| Exercise |
Copy all lines holding the word "East" from the entries.
-- Entries provided start --
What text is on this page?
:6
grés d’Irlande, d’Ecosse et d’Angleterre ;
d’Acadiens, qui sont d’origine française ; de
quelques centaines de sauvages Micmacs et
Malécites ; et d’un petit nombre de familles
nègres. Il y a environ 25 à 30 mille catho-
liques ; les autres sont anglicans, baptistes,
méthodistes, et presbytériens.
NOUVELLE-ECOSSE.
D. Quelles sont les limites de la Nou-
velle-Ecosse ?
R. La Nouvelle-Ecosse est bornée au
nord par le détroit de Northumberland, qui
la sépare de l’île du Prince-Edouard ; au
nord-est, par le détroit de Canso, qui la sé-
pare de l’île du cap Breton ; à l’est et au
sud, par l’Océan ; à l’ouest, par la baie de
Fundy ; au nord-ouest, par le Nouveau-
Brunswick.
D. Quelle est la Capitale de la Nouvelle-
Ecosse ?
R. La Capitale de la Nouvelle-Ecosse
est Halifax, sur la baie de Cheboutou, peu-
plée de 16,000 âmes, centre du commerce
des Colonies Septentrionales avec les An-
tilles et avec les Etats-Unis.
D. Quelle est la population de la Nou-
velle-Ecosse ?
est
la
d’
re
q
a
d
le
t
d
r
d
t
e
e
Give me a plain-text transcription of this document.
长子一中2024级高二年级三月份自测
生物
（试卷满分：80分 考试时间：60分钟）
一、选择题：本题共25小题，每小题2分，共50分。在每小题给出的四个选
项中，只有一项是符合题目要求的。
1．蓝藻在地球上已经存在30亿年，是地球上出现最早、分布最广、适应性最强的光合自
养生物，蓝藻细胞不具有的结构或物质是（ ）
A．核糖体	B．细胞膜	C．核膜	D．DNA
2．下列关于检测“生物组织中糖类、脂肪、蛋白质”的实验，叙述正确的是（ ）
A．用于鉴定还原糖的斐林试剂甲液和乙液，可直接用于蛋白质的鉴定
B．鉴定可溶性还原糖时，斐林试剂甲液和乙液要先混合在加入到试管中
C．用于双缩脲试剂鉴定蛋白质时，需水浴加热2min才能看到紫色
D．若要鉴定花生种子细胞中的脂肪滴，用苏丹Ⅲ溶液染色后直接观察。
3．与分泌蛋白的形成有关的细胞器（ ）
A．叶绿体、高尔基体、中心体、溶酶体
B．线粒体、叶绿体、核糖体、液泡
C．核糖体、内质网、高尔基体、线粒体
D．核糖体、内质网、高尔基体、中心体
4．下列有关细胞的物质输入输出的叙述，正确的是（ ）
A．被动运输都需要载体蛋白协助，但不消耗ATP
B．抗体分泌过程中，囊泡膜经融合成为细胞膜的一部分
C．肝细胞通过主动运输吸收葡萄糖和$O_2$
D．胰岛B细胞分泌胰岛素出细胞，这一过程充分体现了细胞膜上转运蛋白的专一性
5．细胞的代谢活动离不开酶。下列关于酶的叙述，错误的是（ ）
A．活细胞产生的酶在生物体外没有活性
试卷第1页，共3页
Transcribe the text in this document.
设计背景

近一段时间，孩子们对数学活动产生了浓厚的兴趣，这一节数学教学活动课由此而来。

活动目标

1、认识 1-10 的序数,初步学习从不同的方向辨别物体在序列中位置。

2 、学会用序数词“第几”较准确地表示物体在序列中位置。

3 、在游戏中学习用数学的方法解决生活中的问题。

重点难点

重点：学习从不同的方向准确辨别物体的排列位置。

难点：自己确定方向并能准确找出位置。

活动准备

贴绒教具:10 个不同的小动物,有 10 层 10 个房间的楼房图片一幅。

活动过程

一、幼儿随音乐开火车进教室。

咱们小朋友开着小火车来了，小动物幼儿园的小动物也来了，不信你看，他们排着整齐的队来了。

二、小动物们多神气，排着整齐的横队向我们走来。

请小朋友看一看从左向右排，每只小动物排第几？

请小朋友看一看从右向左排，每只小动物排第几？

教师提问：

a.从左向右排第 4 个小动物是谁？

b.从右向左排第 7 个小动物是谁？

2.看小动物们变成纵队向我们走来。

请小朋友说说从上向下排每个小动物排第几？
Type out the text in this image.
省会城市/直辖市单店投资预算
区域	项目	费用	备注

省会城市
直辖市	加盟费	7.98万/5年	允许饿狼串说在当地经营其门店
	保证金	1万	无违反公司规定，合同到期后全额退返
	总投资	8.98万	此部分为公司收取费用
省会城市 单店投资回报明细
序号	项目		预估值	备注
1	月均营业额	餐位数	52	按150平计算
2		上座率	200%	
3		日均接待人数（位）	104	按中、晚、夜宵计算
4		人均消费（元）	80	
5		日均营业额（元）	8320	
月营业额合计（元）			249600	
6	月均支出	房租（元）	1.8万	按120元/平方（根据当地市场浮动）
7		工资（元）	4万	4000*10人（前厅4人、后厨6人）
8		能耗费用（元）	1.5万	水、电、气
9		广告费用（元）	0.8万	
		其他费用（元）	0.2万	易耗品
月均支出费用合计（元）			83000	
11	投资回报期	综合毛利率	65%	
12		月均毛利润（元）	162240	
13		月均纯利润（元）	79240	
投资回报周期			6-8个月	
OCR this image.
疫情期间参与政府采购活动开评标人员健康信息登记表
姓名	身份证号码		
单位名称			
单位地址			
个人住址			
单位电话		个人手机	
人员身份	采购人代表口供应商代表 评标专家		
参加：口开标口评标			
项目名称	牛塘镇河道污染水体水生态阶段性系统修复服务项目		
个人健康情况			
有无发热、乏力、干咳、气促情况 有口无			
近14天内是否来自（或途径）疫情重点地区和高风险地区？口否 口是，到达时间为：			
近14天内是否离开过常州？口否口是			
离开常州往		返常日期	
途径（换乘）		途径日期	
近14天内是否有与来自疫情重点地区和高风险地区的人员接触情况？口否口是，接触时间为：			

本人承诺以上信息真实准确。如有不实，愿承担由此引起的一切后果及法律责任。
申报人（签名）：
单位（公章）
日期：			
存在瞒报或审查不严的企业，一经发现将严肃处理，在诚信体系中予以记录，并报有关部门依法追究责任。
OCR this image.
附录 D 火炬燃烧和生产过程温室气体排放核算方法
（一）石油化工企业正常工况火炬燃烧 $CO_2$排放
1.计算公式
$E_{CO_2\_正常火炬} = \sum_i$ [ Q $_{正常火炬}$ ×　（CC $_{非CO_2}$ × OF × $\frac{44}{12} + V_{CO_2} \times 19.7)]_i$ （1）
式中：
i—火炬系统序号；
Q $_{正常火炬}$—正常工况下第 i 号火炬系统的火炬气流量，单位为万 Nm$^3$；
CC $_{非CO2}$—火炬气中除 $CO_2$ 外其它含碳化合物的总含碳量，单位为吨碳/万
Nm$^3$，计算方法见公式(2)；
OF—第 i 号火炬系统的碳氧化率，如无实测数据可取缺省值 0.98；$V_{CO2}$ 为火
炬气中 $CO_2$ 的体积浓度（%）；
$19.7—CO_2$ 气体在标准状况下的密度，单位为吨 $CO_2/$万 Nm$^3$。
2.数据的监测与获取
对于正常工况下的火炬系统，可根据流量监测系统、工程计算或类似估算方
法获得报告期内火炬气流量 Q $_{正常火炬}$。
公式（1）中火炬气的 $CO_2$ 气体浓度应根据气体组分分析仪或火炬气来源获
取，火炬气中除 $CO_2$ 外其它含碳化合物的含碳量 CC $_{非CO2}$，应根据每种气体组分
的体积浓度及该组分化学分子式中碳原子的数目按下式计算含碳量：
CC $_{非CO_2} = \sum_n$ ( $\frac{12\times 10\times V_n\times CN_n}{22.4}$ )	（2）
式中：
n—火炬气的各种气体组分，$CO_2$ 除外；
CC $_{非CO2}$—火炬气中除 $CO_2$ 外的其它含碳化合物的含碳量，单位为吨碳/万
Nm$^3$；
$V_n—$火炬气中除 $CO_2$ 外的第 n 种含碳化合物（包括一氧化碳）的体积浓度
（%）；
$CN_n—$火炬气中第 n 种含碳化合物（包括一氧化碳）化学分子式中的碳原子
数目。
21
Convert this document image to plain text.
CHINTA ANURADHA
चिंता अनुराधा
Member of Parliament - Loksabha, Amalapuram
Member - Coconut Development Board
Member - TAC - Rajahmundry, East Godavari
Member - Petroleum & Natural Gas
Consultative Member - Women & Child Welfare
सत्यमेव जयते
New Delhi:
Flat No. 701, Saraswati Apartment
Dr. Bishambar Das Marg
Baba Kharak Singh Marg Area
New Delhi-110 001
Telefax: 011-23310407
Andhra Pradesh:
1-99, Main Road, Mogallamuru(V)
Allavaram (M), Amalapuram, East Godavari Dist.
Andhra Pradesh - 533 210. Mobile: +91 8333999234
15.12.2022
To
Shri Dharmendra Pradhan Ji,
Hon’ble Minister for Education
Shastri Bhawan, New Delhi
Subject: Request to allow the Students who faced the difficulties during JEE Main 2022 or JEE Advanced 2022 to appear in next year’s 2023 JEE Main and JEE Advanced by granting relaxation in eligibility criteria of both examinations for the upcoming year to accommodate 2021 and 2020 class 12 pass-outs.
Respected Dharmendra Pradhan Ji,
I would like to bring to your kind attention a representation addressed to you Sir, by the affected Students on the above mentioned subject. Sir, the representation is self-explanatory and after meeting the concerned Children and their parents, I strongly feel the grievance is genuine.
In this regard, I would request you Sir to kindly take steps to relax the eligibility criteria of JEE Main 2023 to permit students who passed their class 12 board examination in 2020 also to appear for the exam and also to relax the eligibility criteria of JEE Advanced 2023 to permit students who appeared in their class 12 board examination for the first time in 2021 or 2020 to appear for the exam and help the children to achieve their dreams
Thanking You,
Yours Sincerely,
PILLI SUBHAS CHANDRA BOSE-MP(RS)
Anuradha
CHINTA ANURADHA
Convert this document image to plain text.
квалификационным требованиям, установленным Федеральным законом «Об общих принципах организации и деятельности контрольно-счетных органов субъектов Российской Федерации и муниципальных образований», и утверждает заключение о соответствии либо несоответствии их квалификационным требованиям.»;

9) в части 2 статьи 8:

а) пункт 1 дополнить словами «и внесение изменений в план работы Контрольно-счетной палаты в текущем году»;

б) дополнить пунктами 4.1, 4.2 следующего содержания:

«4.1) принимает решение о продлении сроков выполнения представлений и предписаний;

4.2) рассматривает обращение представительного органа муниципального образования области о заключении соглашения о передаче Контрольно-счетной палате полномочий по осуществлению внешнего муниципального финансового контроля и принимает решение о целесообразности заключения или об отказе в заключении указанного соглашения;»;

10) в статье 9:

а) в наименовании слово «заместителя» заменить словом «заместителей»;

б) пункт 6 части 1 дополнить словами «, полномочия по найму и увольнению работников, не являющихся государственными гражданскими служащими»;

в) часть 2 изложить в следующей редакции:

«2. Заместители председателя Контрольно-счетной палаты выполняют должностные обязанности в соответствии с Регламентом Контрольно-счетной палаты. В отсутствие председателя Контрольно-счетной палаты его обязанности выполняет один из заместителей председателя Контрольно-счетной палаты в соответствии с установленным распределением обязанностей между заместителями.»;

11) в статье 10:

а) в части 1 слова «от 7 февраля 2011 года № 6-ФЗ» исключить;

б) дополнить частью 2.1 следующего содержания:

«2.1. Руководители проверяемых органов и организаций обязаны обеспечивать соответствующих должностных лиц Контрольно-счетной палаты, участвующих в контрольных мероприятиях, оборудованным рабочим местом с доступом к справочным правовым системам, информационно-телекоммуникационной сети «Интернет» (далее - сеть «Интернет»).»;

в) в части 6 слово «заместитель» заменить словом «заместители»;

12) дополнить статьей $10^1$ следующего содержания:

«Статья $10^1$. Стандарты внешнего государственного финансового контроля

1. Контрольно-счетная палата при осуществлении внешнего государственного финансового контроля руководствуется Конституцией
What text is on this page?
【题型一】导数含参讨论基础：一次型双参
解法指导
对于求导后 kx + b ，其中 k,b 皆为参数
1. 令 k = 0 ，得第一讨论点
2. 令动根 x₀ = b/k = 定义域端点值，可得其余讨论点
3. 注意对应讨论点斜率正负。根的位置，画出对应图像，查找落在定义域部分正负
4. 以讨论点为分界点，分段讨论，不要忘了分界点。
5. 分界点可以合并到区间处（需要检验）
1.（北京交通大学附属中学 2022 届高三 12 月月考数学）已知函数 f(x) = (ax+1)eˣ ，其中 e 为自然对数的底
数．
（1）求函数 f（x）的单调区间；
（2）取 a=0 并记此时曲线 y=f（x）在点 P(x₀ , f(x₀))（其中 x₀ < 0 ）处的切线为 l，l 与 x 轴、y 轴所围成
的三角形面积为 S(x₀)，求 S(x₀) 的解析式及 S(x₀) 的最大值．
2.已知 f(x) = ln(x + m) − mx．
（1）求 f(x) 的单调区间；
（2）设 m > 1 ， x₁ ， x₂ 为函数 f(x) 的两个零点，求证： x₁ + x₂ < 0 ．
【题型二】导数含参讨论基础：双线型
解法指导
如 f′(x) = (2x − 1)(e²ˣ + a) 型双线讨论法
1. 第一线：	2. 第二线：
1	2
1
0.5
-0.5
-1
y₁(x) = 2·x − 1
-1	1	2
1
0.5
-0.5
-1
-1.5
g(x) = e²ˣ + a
-- Entries provided end --
| Solution for this task |
Member - TAC - Rajahmundry, East Godavari
Allavaram (M), Amalapuram, East Godavari Dist.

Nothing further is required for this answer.